## Instructions for the task
Gather up all lines that carry the word "parzenia".

## Supplied entries
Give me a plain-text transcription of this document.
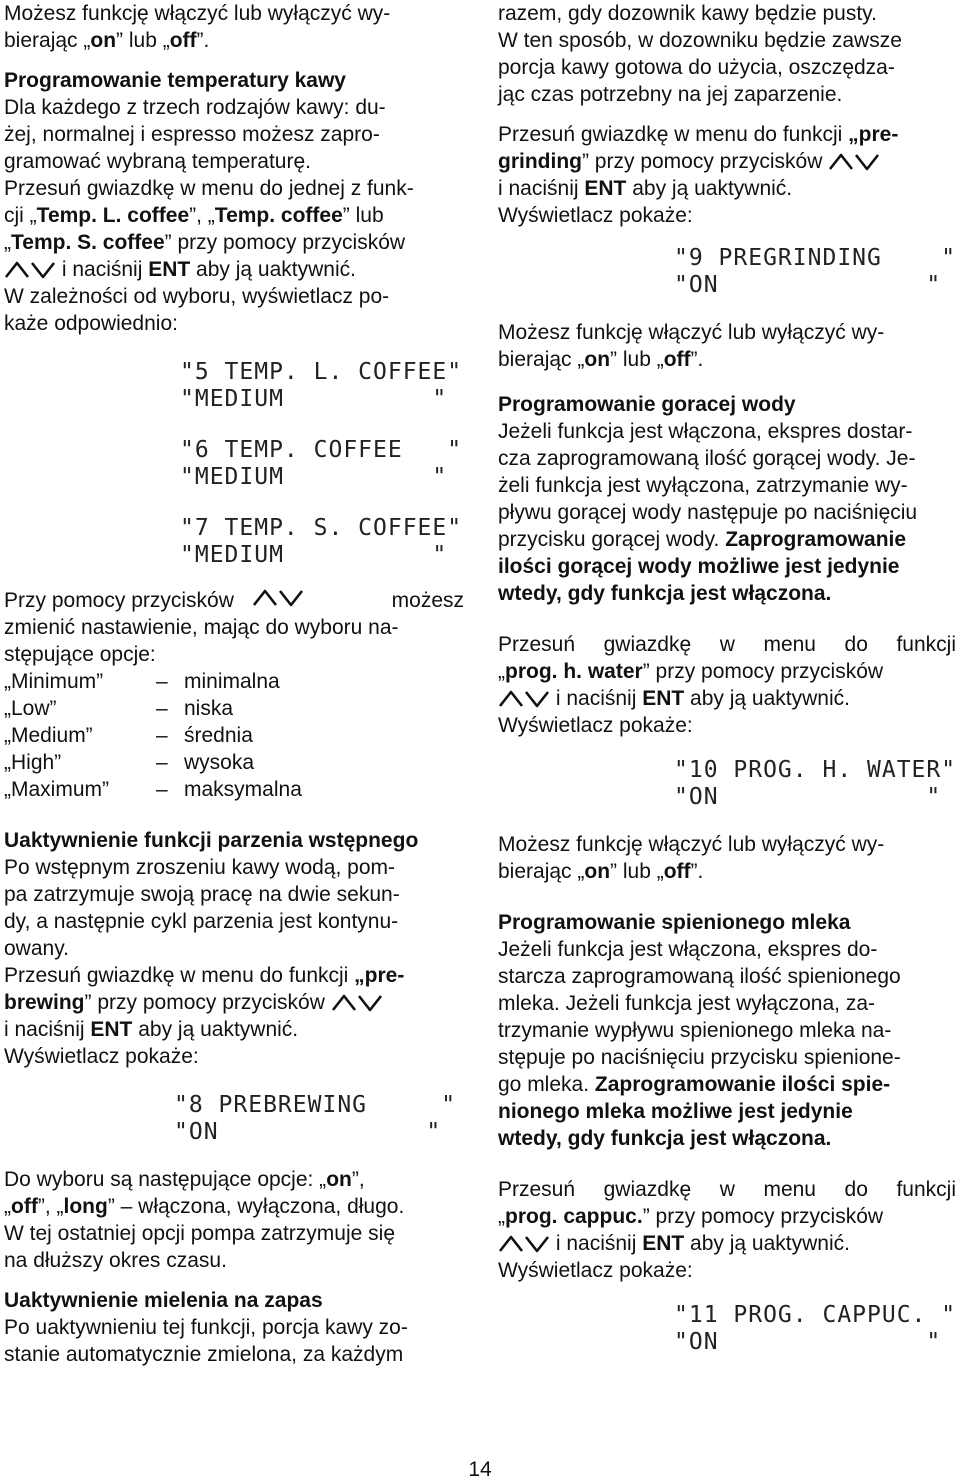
Możesz funkcję włączyć lub wyłączyć wy-

bierając „on” lub „off”.

Programowanie temperatury kawy

Dla każdego z trzech rodzajów kawy: du-

żej, normalnej i espresso możesz zapro-

gramować wybraną temperaturę.

Przesuń gwiazdkę w menu do jednej z funk-

cji „Temp. L. coffee”, „Temp. coffee” lub

„Temp. S. coffee” przy pomocy przycisków

i naciśnij ENT aby ją uaktywnić.

W zależności od wyboru, wyświetlacz po-

każe odpowiednio:

"5 TEMP. L. COFFEE"
"MEDIUM          "
"6 TEMP. COFFEE   "
"MEDIUM          "
"7 TEMP. S. COFFEE"
"MEDIUM          "

Przy pomocy przycisków	możesz

zmienić nastawienie, mając do wyboru na-

stępujące opcje:

„Minimum”	– minimalna
„Low”	– niska
„Medium”	– średnia
„High”	– wysoka
„Maximum”	– maksymalna

Uaktywnienie funkcji parzenia wstępnego

Po wstępnym zroszeniu kawy wodą, pom-

pa zatrzymuje swoją pracę na dwie sekun-

dy, a następnie cykl parzenia jest kontynu-

owany.

Przesuń gwiazdkę w menu do funkcji „pre-

brewing” przy pomocy przycisków

i naciśnij ENT aby ją uaktywnić.

Wyświetlacz pokaże:

"8 PREBREWING     "
"ON              "

Do wyboru są następujące opcje: „on”,

„off”, „long” – włączona, wyłączona, długo.

W tej ostatniej opcji pompa zatrzymuje się

na dłuższy okres czasu.

Uaktywnienie mielenia na zapas

Po uaktywnieniu tej funkcji, porcja kawy zo-

stanie automatycznie zmielona, za każdym

razem, gdy dozownik kawy będzie pusty.

W ten sposób, w dozowniku będzie zawsze

porcja kawy gotowa do użycia, oszczędza-

jąc czas potrzebny na jej zaparzenie.

Przesuń gwiazdkę w menu do funkcji „pre-

grinding” przy pomocy przycisków

i naciśnij ENT aby ją uaktywnić.

Wyświetlacz pokaże:

"9 PREGRINDING    "
"ON              "

Możesz funkcję włączyć lub wyłączyć wy-

bierając „on” lub „off”.

Programowanie goracej wody

Jeżeli funkcja jest włączona, ekspres dostar-

cza zaprogramowaną ilość gorącej wody. Je-

żeli funkcja jest wyłączona, zatrzymanie wy-

pływu gorącej wody następuje po naciśnięciu

przycisku gorącej wody. Zaprogramowanie

ilości gorącej wody możliwe jest jedynie

wtedy, gdy funkcja jest włączona.

Przesuń gwiazdkę w menu do funkcji

„prog. h. water” przy pomocy przycisków

i naciśnij ENT aby ją uaktywnić.

Wyświetlacz pokaże:

"10 PROG. H. WATER"
"ON              "

Możesz funkcję włączyć lub wyłączyć wy-

bierając „on” lub „off”.

Programowanie spienionego mleka

Jeżeli funkcja jest włączona, ekspres do-

starcza zaprogramowaną ilość spienionego

mleka. Jeżeli funkcja jest wyłączona, za-

trzymanie wypływu spienionego mleka na-

stępuje po naciśnięciu przycisku spienione-

go mleka. Zaprogramowanie ilości spie-

nionego mleka możliwe jest jedynie

wtedy, gdy funkcja jest włączona.

Przesuń gwiazdkę w menu do funkcji

„prog. cappuc.” przy pomocy przycisków

i naciśnij ENT aby ją uaktywnić.

Wyświetlacz pokaże:

"11 PROG. CAPPUC. "
"ON              "
14
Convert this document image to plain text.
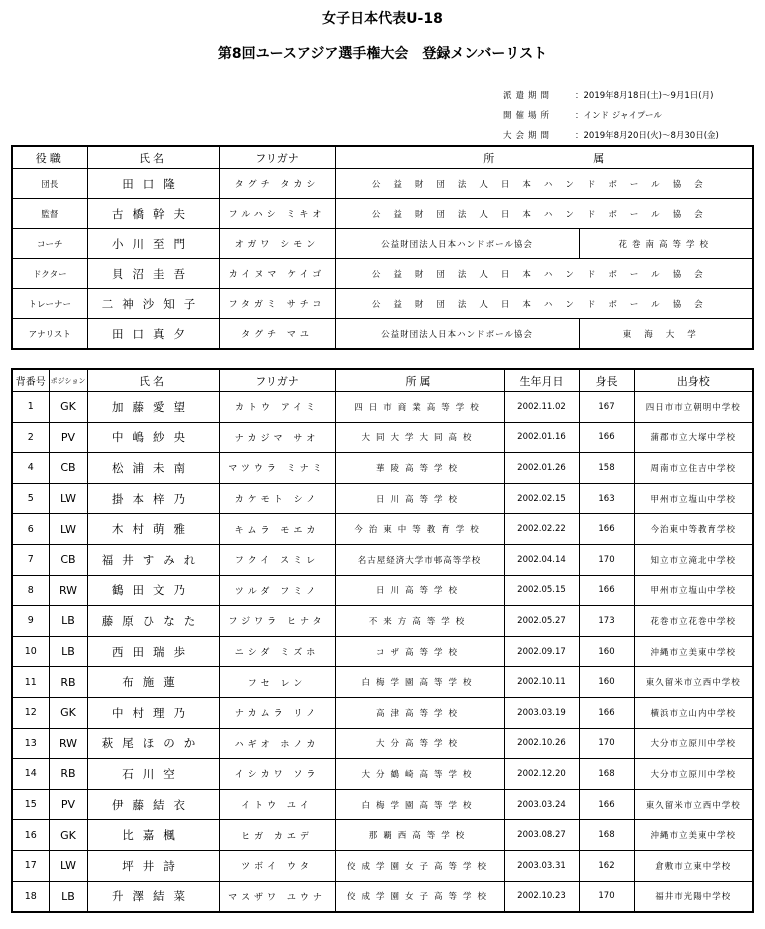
女子日本代表U-18
第8回ユースアジア選手権大会　登録メンバーリスト
派遣期間	：2019年8月18日(土)～9月1日(月)
開催場所	：インド ジャイプール
大会期間	：2019年8月20日(火)～8月30日(金)
役職	氏名	フリガナ	所　　　　　　　　　属	
団長	田口隆	タグチ タカシ	公益財団法人日本ハンドボール協会	
監督	古橋幹夫	フルハシ ミキオ	公益財団法人日本ハンドボール協会	
コーチ	小川至門	オガワ シモン	公益財団法人日本ハンドボール協会	花巻南高等学校
ドクター	貝沼圭吾	カイヌマ ケイゴ	公益財団法人日本ハンドボール協会	
トレーナー	二神沙知子	フタガミ サチコ	公益財団法人日本ハンドボール協会	
アナリスト	田口真夕	タグチ マユ	公益財団法人日本ハンドボール協会	東海大学
背番号	ポジション	氏名	フリガナ	所属	生年月日	身長	出身校
1	GK	加藤愛望	カトウ アイミ	四日市商業高等学校	2002.11.02	167	四日市市立朝明中学校
2	PV	中嶋紗央	ナカジマ サオ	大同大学大同高校	2002.01.16	166	蒲郡市立大塚中学校
4	CB	松浦未南	マツウラ ミナミ	華陵高等学校	2002.01.26	158	周南市立住吉中学校
5	LW	掛本梓乃	カケモト シノ	日川高等学校	2002.02.15	163	甲州市立塩山中学校
6	LW	木村萌雅	キムラ モエカ	今治東中等教育学校	2002.02.22	166	今治東中等教育学校
7	CB	福井すみれ	フクイ スミレ	名古屋経済大学市邨高等学校	2002.04.14	170	知立市立滝北中学校
8	RW	鶴田文乃	ツルダ フミノ	日川高等学校	2002.05.15	166	甲州市立塩山中学校
9	LB	藤原ひなた	フジワラ ヒナタ	不来方高等学校	2002.05.27	173	花巻市立花巻中学校
10	LB	西田瑞歩	ニシダ ミズホ	コザ高等学校	2002.09.17	160	沖縄市立美東中学校
11	RB	布施蓮	フセ レン	白梅学園高等学校	2002.10.11	160	東久留米市立西中学校
12	GK	中村理乃	ナカムラ リノ	高津高等学校	2003.03.19	166	横浜市立山内中学校
13	RW	萩尾ほのか	ハギオ ホノカ	大分高等学校	2002.10.26	170	大分市立原川中学校
14	RB	石川空	イシカワ ソラ	大分鶴崎高等学校	2002.12.20	168	大分市立原川中学校
15	PV	伊藤結衣	イトウ ユイ	白梅学園高等学校	2003.03.24	166	東久留米市立西中学校
16	GK	比嘉楓	ヒガ カエデ	那覇西高等学校	2003.08.27	168	沖縄市立美東中学校
17	LW	坪井詩	ツボイ ウタ	佼成学園女子高等学校	2003.03.31	162	倉敷市立東中学校
18	LB	升澤結菜	マスザワ ユウナ	佼成学園女子高等学校	2002.10.23	170	福井市光陽中学校
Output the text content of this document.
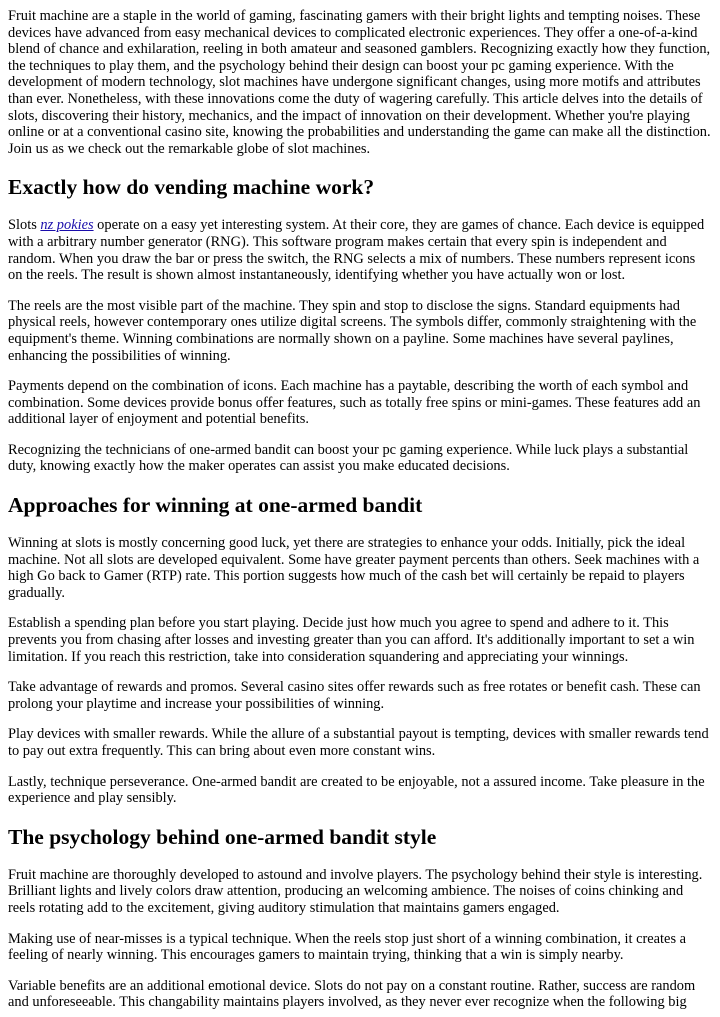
Fruit machine are a staple in the world of gaming, fascinating gamers with their bright lights and tempting noises. These devices have advanced from easy mechanical devices to complicated electronic experiences. They offer a one-of-a-kind blend of chance and exhilaration, reeling in both amateur and seasoned gamblers. Recognizing exactly how they function, the techniques to play them, and the psychology behind their design can boost your pc gaming experience. With the development of modern technology, slot machines have undergone significant changes, using more motifs and attributes than ever. Nonetheless, with these innovations come the duty of wagering carefully. This article delves into the details of slots, discovering their history, mechanics, and the impact of innovation on their development. Whether you're playing online or at a conventional casino site, knowing the probabilities and understanding the game can make all the distinction. Join us as we check out the remarkable globe of slot machines.

Exactly how do vending machine work?

Slots nz pokies operate on a easy yet interesting system. At their core, they are games of chance. Each device is equipped with a arbitrary number generator (RNG). This software program makes certain that every spin is independent and random. When you draw the bar or press the switch, the RNG selects a mix of numbers. These numbers represent icons on the reels. The result is shown almost instantaneously, identifying whether you have actually won or lost.

The reels are the most visible part of the machine. They spin and stop to disclose the signs. Standard equipments had physical reels, however contemporary ones utilize digital screens. The symbols differ, commonly straightening with the equipment's theme. Winning combinations are normally shown on a payline. Some machines have several paylines, enhancing the possibilities of winning.

Payments depend on the combination of icons. Each machine has a paytable, describing the worth of each symbol and combination. Some devices provide bonus offer features, such as totally free spins or mini-games. These features add an additional layer of enjoyment and potential benefits.

Recognizing the technicians of one-armed bandit can boost your pc gaming experience. While luck plays a substantial duty, knowing exactly how the maker operates can assist you make educated decisions.

Approaches for winning at one-armed bandit

Winning at slots is mostly concerning good luck, yet there are strategies to enhance your odds. Initially, pick the ideal machine. Not all slots are developed equivalent. Some have greater payment percents than others. Seek machines with a high Go back to Gamer (RTP) rate. This portion suggests how much of the cash bet will certainly be repaid to players gradually.

Establish a spending plan before you start playing. Decide just how much you agree to spend and adhere to it. This prevents you from chasing after losses and investing greater than you can afford. It's additionally important to set a win limitation. If you reach this restriction, take into consideration squandering and appreciating your winnings.

Take advantage of rewards and promos. Several casino sites offer rewards such as free rotates or benefit cash. These can prolong your playtime and increase your possibilities of winning.

Play devices with smaller rewards. While the allure of a substantial payout is tempting, devices with smaller rewards tend to pay out extra frequently. This can bring about even more constant wins.

Lastly, technique perseverance. One-armed bandit are created to be enjoyable, not a assured income. Take pleasure in the experience and play sensibly.

The psychology behind one-armed bandit style

Fruit machine are thoroughly developed to astound and involve players. The psychology behind their style is interesting. Brilliant lights and lively colors draw attention, producing an welcoming ambience. The noises of coins chinking and reels rotating add to the excitement, giving auditory stimulation that maintains gamers engaged.

Making use of near-misses is a typical technique. When the reels stop just short of a winning combination, it creates a feeling of nearly winning. This encourages gamers to maintain trying, thinking that a win is simply nearby.

Variable benefits are an additional emotional device. Slots do not pay on a constant routine. Rather, success are random and unforeseeable. This changability maintains players involved, as they never ever recognize when the following big
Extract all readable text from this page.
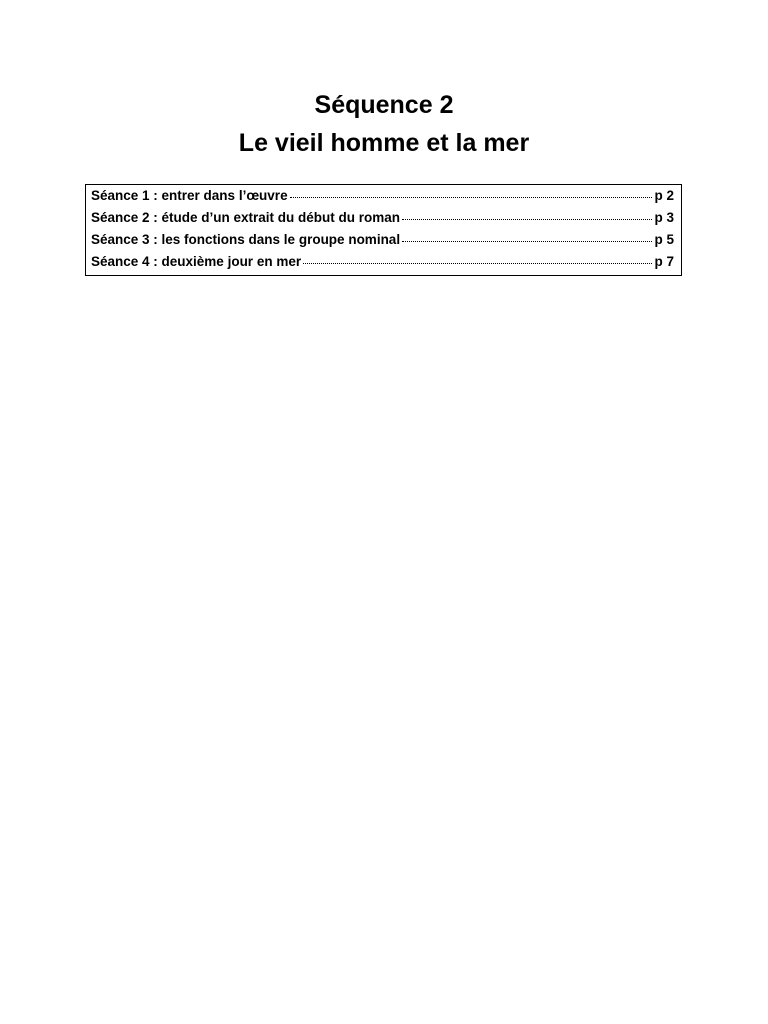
Séquence 2
Le vieil homme et la mer
Séance 1 : entrer dans l’œuvre	p 2
Séance 2 : étude d’un extrait du début du roman	p 3
Séance 3 : les fonctions dans le groupe nominal	p 5
Séance 4 : deuxième jour en mer	p 7
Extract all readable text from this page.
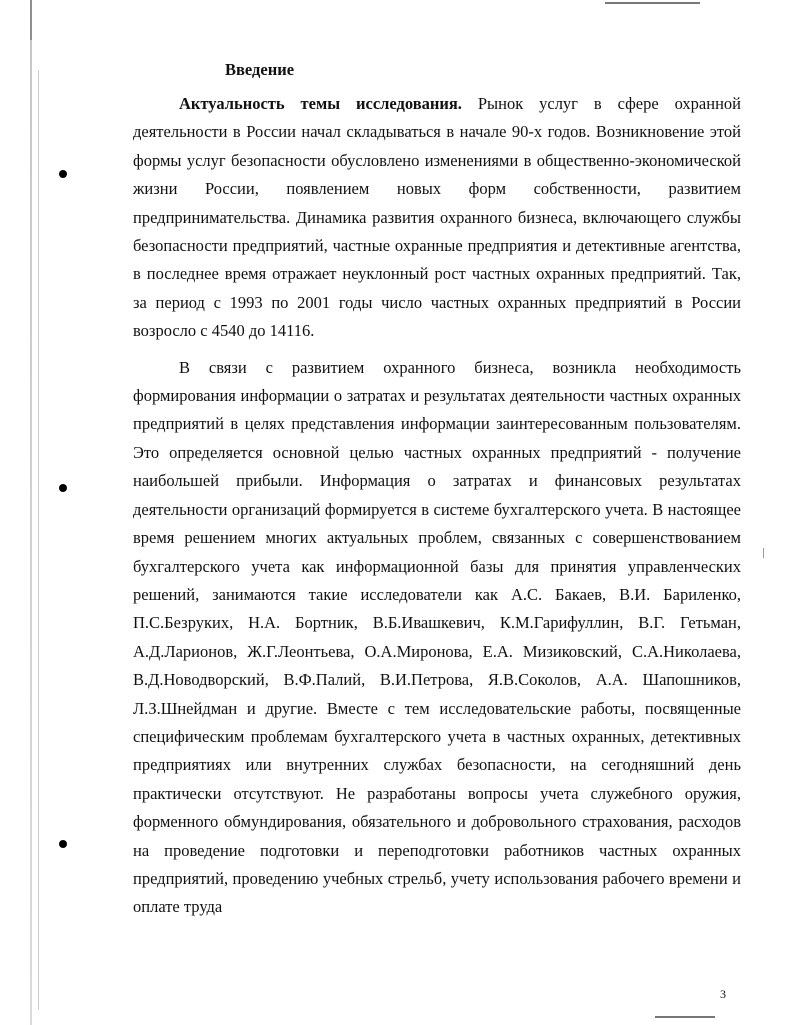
Введение

Актуальность темы исследования. Рынок услуг в сфере охранной деятельности в России начал складываться в начале 90-х годов. Возникновение этой формы услуг безопасности обусловлено изменениями в общественно-экономической жизни России, появлением новых форм собственности, развитием предпринимательства. Динамика развития охранного бизнеса, включающего службы безопасности предприятий, частные охранные предприятия и детективные агентства, в последнее время отражает неуклонный рост частных охранных предприятий. Так, за период с 1993 по 2001 годы число частных охранных предприятий в России возросло с 4540 до 14116.

В связи с развитием охранного бизнеса, возникла необходимость формирования информации о затратах и результатах деятельности частных охранных предприятий в целях представления информации заинтересованным пользователям. Это определяется основной целью частных охранных предприятий - получение наибольшей прибыли. Информация о затратах и финансовых результатах деятельности организаций формируется в системе бухгалтерского учета. В настоящее время решением многих актуальных проблем, связанных с совершенствованием бухгалтерского учета как информационной базы для принятия управленческих решений, занимаются такие исследователи как А.С. Бакаев, В.И. Бариленко, П.С.Безруких, Н.А. Бортник, В.Б.Ивашкевич, К.М.Гарифуллин, В.Г. Гетьман, А.Д.Ларионов, Ж.Г.Леонтьева, О.А.Миронова, Е.А. Мизиковский, С.А.Николаева, В.Д.Новодворский, В.Ф.Палий, В.И.Петрова, Я.В.Соколов, А.А. Шапошников, Л.З.Шнейдман и другие. Вместе с тем исследовательские работы, посвященные специфическим проблемам бухгалтерского учета в частных охранных, детективных предприятиях или внутренних службах безопасности, на сегодняшний день практически отсутствуют. Не разработаны вопросы учета служебного оружия, форменного обмундирования, обязательного и добровольного страхования, расходов на проведение подготовки и переподготовки работников частных охранных предприятий, проведению учебных стрельб, учету использования рабочего времени и оплате труда

3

## Response for this exercise
Uaktywnienie funkcji parzenia wstępnego
dy, a następnie cykl parzenia jest kontynu-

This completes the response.